● **Instruction**: Locate the string "oshirish" in the records below. Copy every line where it occurs.

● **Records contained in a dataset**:
· · · · ·
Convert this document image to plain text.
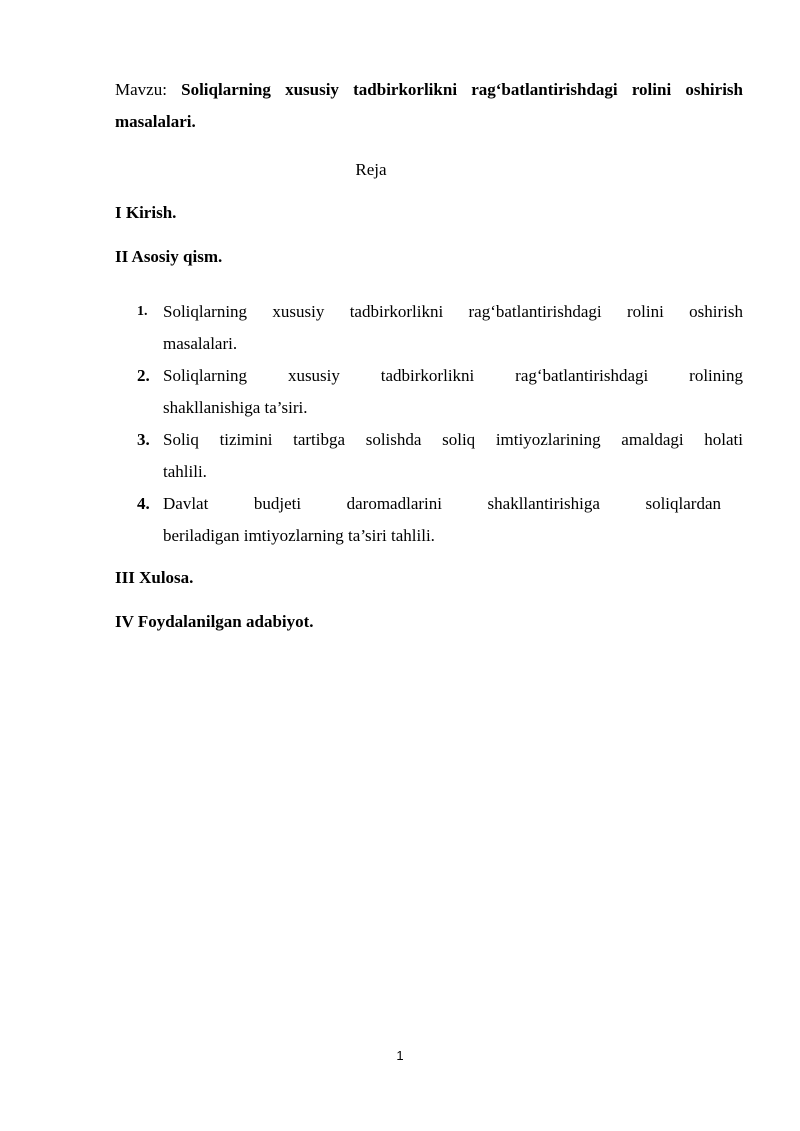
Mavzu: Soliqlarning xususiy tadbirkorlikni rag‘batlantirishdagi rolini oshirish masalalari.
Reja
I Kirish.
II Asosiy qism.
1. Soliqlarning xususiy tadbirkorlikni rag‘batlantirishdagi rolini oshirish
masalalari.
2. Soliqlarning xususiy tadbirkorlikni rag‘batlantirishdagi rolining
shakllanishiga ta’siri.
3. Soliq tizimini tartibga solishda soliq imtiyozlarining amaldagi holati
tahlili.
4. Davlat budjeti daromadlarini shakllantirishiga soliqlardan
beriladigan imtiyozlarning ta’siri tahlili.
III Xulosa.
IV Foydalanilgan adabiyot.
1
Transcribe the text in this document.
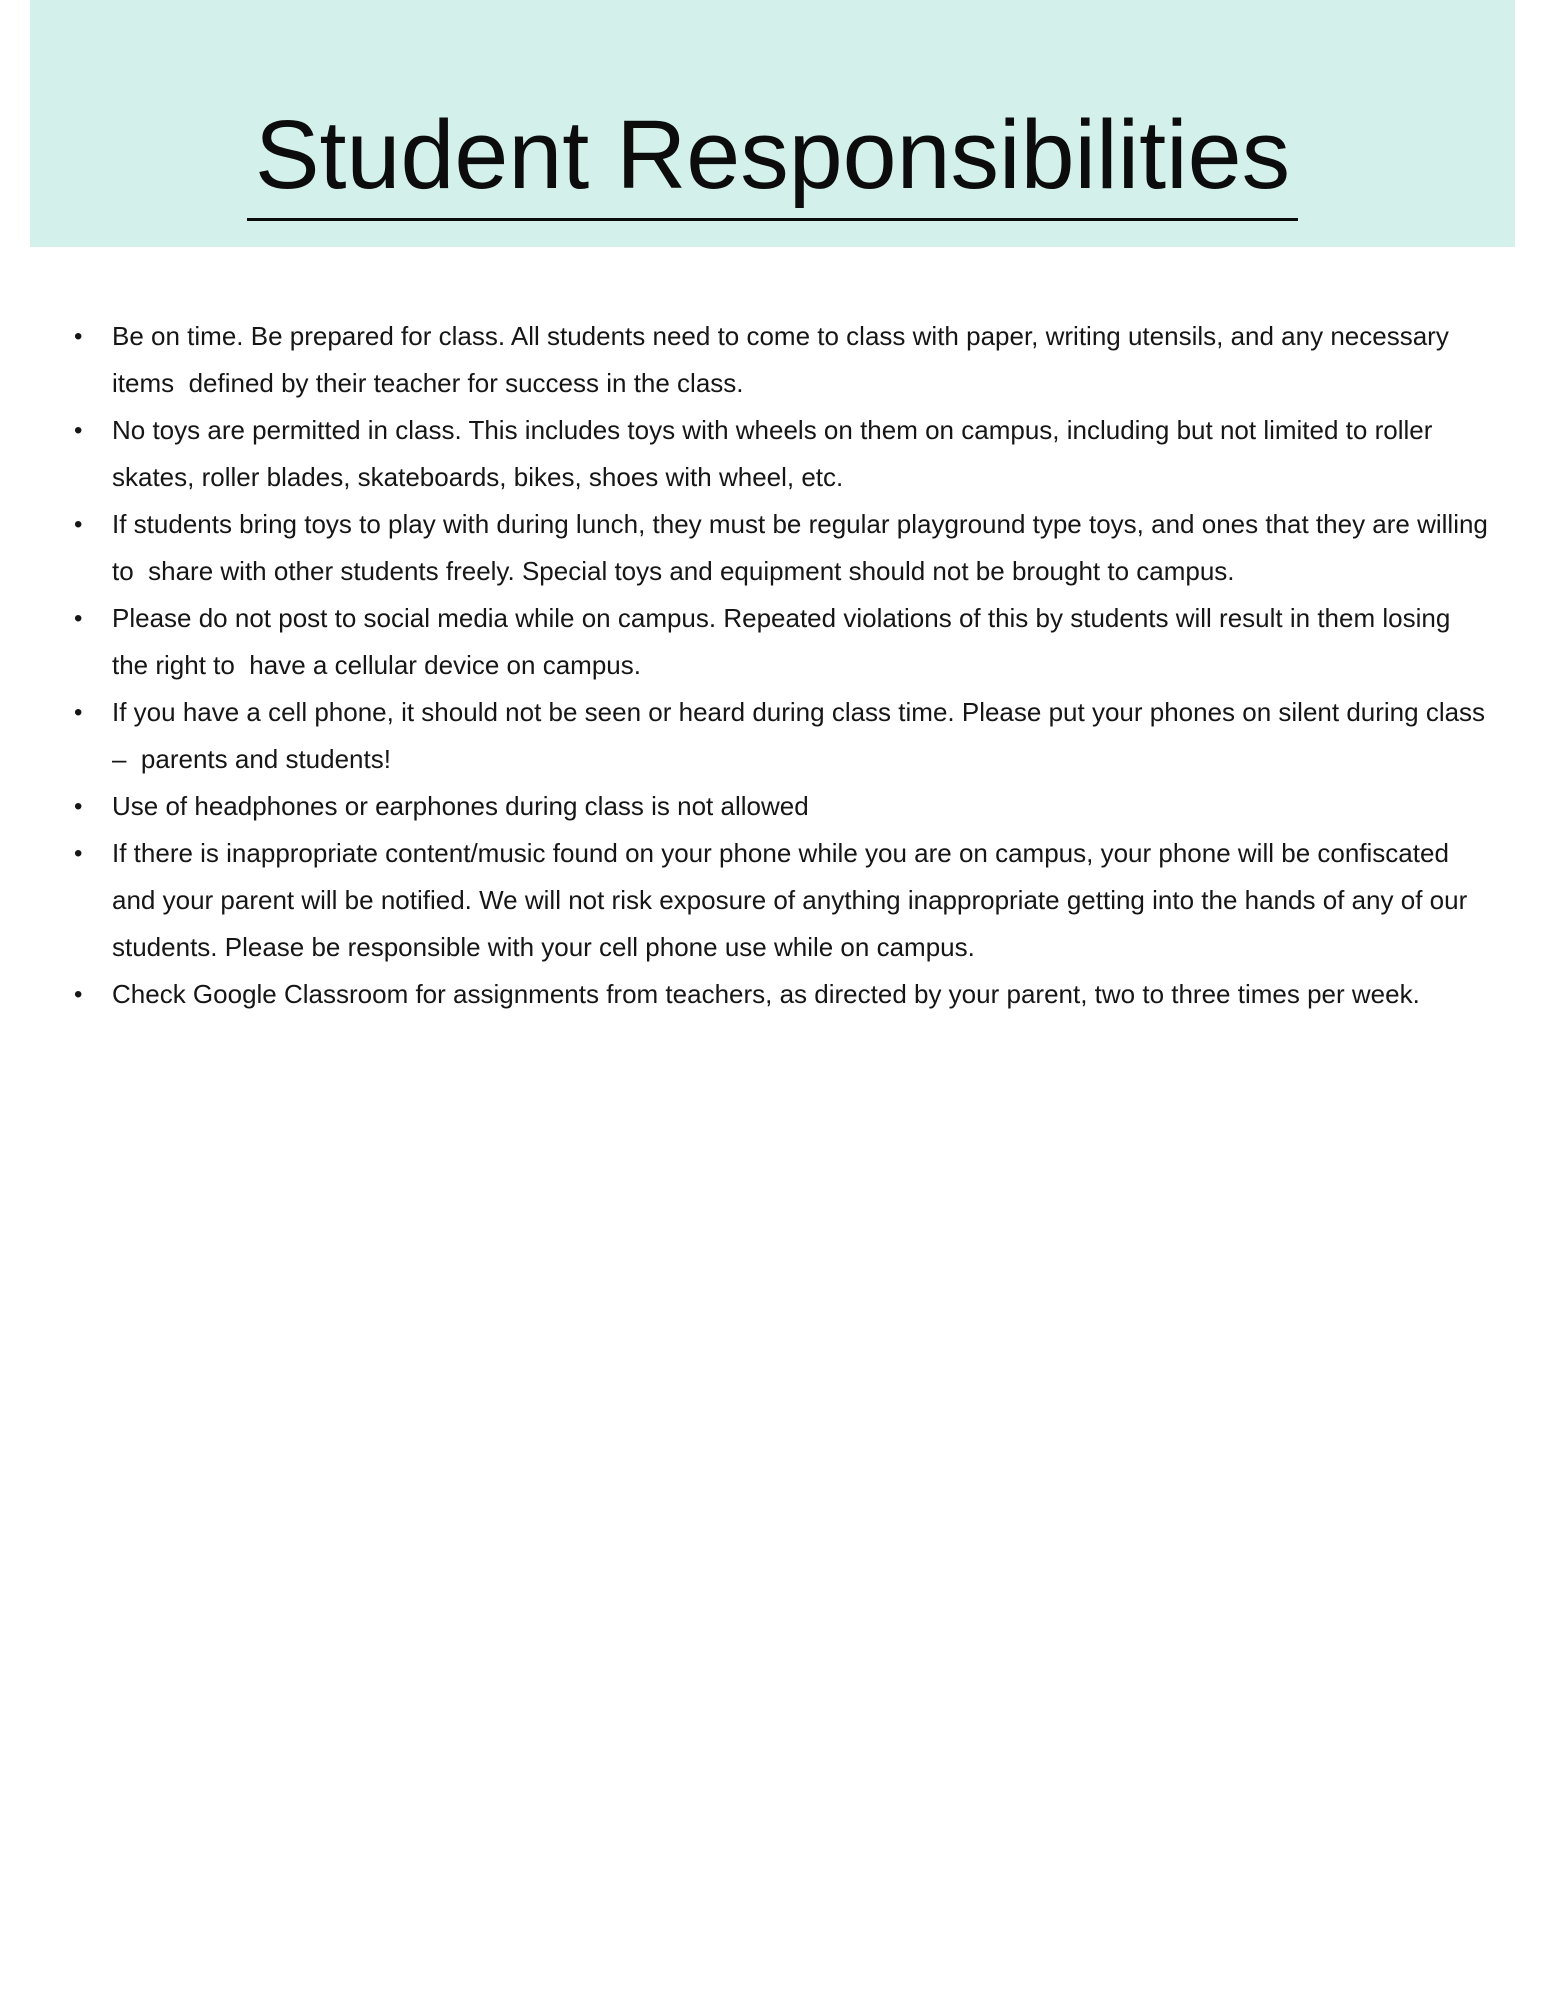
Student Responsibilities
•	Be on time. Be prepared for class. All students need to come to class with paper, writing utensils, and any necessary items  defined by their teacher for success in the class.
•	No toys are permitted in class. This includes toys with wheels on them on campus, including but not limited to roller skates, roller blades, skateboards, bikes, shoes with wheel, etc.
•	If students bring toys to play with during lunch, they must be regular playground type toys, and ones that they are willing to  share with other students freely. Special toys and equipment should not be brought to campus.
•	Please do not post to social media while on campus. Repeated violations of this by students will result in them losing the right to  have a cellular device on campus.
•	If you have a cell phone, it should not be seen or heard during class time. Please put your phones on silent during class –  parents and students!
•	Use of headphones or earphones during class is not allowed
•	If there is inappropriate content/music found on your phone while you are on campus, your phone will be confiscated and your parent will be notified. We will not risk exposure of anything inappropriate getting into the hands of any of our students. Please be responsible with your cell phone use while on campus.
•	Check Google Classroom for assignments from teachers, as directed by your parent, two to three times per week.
· · · · ·
● **Worked solution**:
Mavzu: Soliqlarning xususiy tadbirkorlikni rag‘batlantirishdagi rolini oshirish masalalari.
1. Soliqlarning xususiy tadbirkorlikni rag‘batlantirishdagi rolini oshirish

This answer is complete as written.